* **Exercise description**: Restate the records in full, keeping every word as it is.

══ Exercise inputs ══

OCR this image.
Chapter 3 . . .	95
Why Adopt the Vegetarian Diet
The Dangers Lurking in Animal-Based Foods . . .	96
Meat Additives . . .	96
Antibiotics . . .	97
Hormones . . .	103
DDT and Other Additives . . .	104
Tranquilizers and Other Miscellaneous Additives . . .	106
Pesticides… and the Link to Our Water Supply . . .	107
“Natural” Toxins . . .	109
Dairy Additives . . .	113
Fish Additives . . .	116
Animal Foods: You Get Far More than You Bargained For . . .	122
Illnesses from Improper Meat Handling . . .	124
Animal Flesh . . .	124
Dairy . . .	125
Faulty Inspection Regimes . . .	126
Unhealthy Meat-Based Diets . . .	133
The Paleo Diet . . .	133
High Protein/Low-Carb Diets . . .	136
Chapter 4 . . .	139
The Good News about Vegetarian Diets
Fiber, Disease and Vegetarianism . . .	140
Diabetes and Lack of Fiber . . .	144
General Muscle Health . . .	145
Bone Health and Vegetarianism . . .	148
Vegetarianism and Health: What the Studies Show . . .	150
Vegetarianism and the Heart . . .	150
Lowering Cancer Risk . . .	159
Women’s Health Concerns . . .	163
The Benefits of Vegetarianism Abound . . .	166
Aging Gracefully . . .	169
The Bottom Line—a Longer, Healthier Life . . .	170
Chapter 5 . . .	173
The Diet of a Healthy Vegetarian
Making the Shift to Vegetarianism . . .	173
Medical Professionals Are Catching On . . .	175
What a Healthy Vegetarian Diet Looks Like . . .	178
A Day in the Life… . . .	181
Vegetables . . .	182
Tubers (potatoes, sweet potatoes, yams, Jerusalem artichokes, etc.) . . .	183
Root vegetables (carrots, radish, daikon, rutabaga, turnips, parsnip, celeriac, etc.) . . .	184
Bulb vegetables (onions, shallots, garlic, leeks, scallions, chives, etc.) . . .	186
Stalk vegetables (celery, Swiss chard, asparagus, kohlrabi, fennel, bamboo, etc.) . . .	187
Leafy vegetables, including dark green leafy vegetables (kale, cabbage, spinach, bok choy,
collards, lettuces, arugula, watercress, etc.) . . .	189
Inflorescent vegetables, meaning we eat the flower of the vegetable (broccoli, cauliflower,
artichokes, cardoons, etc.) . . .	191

═══

* **Answer**:
OCR this image.
Chapter 3 . . .	95
Why Adopt the Vegetarian Diet
The Dangers Lurking in Animal-Based Foods . . .	96
Meat Additives . . .	96
Antibiotics . . .	97
Hormones . . .	103
DDT and Other Additives . . .	104
Tranquilizers and Other Miscellaneous Additives . . .	106
Pesticides… and the Link to Our Water Supply . . .	107
“Natural” Toxins . . .	109
Dairy Additives . . .	113
Fish Additives . . .	116
Animal Foods: You Get Far More than You Bargained For . . .	122
Illnesses from Improper Meat Handling . . .	124
Animal Flesh . . .	124
Dairy . . .	125
Faulty Inspection Regimes . . .	126
Unhealthy Meat-Based Diets . . .	133
The Paleo Diet . . .	133
High Protein/Low-Carb Diets . . .	136
Chapter 4 . . .	139
The Good News about Vegetarian Diets
Fiber, Disease and Vegetarianism . . .	140
Diabetes and Lack of Fiber . . .	144
General Muscle Health . . .	145
Bone Health and Vegetarianism . . .	148
Vegetarianism and Health: What the Studies Show . . .	150
Vegetarianism and the Heart . . .	150
Lowering Cancer Risk . . .	159
Women’s Health Concerns . . .	163
The Benefits of Vegetarianism Abound . . .	166
Aging Gracefully . . .	169
The Bottom Line—a Longer, Healthier Life . . .	170
Chapter 5 . . .	173
The Diet of a Healthy Vegetarian
Making the Shift to Vegetarianism . . .	173
Medical Professionals Are Catching On . . .	175
What a Healthy Vegetarian Diet Looks Like . . .	178
A Day in the Life… . . .	181
Vegetables . . .	182
Tubers (potatoes, sweet potatoes, yams, Jerusalem artichokes, etc.) . . .	183
Root vegetables (carrots, radish, daikon, rutabaga, turnips, parsnip, celeriac, etc.) . . .	184
Bulb vegetables (onions, shallots, garlic, leeks, scallions, chives, etc.) . . .	186
Stalk vegetables (celery, Swiss chard, asparagus, kohlrabi, fennel, bamboo, etc.) . . .	187
Leafy vegetables, including dark green leafy vegetables (kale, cabbage, spinach, bok choy,
collards, lettuces, arugula, watercress, etc.) . . .	189
Inflorescent vegetables, meaning we eat the flower of the vegetable (broccoli, cauliflower,
artichokes, cardoons, etc.) . . .	191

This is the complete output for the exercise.